== ENTRIES SUPPLIED ==
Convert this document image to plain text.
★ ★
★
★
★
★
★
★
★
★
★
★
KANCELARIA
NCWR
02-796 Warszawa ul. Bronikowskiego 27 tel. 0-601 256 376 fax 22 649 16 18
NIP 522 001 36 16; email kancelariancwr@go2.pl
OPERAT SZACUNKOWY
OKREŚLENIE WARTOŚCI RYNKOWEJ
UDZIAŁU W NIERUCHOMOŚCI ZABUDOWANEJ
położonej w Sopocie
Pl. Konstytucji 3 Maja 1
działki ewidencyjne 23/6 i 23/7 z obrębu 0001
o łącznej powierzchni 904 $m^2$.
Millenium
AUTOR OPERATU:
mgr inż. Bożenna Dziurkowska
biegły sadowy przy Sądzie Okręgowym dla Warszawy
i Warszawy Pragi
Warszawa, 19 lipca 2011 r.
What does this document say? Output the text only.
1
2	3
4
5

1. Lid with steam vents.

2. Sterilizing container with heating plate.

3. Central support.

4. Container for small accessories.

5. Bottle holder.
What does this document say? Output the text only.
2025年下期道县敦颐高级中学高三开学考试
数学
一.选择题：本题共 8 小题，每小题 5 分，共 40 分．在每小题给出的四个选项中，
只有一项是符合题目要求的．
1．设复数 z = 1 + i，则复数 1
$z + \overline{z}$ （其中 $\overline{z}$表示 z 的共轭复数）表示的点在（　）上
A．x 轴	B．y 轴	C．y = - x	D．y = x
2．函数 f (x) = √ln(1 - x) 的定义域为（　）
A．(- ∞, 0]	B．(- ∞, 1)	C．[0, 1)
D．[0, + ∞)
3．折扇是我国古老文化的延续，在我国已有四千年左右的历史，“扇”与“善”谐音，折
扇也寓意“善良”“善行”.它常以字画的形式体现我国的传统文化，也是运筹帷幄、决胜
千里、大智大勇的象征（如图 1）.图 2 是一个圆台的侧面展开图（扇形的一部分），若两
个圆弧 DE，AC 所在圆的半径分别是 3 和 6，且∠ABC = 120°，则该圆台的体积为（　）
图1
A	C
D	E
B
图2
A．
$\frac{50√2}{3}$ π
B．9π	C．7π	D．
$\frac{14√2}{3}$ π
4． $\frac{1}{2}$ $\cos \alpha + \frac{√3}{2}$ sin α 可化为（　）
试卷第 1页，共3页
===
WORK TO DO: Copy each line of the records containing the string "frac".

THE OUTPUT:
$\frac{50√2}{3}$ π
$\frac{14√2}{3}$ π
4． $\frac{1}{2}$ $\cos \alpha + \frac{√3}{2}$ sin α 可化为（　）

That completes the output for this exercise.